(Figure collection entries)
────────────────────

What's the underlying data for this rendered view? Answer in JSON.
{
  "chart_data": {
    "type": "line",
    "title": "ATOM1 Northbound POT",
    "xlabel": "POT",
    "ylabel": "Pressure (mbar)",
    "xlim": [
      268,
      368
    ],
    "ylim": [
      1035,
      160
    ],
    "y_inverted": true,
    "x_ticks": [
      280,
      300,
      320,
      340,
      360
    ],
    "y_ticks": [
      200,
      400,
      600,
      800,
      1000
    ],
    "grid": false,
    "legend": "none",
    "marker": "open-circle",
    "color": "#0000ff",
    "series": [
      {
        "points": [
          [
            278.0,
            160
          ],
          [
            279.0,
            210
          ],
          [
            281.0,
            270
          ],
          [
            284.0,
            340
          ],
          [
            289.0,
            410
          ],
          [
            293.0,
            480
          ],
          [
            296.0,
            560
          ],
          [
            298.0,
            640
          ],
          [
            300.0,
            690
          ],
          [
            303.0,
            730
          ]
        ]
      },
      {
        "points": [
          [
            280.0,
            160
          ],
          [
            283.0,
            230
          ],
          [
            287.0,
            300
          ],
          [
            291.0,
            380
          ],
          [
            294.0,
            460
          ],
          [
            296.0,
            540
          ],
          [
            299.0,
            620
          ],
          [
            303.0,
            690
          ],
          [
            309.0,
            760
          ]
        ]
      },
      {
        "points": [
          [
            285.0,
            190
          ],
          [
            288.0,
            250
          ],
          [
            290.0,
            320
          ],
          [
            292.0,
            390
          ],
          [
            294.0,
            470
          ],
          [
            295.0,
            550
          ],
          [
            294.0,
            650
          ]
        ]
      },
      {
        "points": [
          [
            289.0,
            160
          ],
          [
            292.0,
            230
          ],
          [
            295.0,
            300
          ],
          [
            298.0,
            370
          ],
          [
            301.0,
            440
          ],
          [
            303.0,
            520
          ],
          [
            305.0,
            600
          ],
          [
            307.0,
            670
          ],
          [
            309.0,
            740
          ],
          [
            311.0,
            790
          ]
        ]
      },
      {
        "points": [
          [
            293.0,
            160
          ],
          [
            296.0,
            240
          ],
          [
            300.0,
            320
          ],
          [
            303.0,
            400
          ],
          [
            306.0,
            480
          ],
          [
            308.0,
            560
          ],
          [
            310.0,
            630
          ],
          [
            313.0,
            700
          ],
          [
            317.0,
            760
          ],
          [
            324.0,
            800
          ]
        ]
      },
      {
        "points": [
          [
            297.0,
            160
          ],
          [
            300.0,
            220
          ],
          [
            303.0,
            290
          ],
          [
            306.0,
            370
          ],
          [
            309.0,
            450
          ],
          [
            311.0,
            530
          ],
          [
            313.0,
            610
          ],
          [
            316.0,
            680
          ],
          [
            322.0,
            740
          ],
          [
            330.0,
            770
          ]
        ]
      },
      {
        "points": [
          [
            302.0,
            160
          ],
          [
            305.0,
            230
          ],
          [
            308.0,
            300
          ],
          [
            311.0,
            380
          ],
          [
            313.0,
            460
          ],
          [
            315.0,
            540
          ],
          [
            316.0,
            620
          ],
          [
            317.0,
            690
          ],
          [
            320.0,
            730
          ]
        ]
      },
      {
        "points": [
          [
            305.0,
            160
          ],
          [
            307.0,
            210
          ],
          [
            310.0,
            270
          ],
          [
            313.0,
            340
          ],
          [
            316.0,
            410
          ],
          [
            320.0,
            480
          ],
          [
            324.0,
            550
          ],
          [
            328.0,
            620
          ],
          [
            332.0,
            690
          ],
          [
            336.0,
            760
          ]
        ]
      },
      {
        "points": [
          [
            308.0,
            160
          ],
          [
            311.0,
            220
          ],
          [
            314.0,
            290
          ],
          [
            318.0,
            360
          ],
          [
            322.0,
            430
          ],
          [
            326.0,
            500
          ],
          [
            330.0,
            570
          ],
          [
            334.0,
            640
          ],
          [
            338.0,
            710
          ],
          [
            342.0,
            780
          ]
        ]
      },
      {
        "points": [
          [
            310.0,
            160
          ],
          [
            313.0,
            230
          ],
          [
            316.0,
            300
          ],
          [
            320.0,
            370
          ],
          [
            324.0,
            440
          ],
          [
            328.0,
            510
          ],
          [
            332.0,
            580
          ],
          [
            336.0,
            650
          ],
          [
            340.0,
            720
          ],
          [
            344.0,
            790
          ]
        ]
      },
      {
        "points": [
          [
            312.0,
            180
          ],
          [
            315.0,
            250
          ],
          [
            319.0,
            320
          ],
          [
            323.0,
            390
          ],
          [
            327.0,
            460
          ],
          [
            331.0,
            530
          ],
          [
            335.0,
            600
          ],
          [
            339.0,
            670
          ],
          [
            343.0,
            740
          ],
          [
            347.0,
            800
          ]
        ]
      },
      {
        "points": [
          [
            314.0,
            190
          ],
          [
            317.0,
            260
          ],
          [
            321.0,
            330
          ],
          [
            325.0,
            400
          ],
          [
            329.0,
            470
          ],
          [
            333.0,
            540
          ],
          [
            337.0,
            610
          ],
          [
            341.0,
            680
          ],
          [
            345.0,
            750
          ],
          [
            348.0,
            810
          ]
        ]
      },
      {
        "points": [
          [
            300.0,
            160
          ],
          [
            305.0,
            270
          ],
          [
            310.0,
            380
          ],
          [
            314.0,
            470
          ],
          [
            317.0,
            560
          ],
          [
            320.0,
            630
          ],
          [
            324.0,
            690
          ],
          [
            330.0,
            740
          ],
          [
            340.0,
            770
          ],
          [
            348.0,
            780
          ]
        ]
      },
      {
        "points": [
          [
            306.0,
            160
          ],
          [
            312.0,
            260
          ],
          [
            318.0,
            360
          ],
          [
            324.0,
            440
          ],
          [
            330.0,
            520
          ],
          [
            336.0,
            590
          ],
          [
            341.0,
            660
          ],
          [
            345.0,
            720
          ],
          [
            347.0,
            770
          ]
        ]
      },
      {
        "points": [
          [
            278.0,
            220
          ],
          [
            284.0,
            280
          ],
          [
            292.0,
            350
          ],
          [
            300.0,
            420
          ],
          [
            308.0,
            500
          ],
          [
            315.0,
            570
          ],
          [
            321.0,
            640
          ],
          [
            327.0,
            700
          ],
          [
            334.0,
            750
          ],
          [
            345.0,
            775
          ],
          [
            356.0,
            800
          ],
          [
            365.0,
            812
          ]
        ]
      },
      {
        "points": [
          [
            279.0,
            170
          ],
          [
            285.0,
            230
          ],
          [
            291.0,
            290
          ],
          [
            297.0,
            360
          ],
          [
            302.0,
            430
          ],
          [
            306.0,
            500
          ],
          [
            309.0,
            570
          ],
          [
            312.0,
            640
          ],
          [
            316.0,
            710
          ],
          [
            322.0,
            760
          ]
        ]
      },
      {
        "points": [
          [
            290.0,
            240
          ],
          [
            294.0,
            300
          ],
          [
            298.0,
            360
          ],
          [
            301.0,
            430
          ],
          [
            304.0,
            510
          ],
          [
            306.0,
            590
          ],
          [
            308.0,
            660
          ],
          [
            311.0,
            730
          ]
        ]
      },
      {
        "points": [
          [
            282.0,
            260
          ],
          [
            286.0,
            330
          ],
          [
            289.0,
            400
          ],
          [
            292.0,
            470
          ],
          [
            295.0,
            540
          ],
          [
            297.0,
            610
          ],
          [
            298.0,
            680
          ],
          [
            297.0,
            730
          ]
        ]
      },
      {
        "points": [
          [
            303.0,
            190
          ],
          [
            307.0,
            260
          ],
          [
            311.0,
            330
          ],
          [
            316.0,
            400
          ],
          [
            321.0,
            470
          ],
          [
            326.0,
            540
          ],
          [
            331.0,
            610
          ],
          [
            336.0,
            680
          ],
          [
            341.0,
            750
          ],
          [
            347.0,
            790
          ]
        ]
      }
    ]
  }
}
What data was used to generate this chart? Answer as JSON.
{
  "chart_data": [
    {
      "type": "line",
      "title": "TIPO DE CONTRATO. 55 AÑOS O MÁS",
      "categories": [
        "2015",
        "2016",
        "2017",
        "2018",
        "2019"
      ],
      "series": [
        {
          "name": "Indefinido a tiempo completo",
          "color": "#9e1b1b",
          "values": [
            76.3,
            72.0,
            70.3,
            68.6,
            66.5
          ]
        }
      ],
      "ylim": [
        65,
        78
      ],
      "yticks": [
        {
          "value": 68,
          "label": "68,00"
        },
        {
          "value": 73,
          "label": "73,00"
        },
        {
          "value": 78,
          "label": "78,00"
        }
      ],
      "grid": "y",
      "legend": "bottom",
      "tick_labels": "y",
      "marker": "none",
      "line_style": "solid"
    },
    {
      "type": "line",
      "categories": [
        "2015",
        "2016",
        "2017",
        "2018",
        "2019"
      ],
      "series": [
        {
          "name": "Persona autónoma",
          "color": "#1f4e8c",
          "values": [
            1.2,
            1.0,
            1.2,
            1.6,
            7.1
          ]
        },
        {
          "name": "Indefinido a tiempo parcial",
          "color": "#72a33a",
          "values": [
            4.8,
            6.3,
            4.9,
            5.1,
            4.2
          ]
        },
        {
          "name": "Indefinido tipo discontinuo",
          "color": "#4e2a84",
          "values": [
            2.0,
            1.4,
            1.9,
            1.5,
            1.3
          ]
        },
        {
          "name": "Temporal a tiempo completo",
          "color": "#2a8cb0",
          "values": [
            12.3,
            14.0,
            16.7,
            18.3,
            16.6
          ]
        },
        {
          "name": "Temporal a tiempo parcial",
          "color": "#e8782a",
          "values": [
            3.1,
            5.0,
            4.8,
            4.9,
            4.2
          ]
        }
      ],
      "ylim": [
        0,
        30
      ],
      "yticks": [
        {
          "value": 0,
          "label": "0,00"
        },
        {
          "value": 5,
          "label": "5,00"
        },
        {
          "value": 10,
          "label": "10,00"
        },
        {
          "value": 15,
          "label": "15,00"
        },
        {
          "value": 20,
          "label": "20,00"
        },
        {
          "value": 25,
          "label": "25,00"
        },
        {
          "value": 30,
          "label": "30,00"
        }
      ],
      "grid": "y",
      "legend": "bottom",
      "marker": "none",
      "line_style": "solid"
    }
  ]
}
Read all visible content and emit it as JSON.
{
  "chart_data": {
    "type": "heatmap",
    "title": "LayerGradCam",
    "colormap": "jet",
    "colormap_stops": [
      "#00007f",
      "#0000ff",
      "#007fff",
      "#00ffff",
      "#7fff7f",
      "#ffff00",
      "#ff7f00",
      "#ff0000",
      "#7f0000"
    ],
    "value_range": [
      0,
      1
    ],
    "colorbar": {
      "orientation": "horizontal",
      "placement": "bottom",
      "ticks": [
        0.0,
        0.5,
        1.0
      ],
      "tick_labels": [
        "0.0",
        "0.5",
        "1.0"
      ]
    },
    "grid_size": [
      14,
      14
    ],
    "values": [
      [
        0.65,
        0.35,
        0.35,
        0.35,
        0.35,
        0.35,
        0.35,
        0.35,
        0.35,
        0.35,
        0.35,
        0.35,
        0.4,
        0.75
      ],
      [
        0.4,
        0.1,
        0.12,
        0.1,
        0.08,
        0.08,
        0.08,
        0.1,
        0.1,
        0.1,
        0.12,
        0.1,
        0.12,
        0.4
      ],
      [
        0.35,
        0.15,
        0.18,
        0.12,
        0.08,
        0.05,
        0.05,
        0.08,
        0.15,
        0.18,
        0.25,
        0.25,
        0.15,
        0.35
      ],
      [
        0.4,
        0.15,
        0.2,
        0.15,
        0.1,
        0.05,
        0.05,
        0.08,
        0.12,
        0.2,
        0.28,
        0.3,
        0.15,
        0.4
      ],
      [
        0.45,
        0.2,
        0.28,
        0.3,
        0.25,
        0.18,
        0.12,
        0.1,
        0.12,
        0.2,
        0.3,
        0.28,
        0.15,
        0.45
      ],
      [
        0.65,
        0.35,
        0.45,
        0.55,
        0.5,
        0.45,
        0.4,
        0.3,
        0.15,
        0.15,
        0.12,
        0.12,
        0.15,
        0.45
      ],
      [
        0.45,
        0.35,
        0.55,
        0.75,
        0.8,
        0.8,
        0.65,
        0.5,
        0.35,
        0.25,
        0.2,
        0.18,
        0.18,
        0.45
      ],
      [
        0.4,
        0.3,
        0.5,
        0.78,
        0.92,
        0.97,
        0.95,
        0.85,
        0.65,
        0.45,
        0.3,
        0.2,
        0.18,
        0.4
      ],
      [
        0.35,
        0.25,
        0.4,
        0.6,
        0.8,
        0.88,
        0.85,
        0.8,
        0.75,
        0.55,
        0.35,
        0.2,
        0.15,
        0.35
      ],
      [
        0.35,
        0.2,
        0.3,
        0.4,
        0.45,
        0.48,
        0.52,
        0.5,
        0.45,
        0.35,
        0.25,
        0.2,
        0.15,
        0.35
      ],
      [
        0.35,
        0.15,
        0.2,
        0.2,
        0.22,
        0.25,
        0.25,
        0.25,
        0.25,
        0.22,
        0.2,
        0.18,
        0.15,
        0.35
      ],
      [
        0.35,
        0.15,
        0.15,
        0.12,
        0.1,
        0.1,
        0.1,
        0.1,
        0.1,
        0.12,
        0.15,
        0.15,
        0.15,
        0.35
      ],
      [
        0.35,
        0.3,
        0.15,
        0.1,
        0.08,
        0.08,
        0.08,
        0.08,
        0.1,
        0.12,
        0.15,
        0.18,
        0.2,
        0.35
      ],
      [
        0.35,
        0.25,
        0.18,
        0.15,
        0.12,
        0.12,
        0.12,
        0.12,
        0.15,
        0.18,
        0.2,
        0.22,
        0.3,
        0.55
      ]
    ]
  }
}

────────────────────

Which lines hold the word "What"? Copy every one of them.

What's the underlying data for this rendered view? Answer in JSON.
What data was used to generate this chart? Answer as JSON.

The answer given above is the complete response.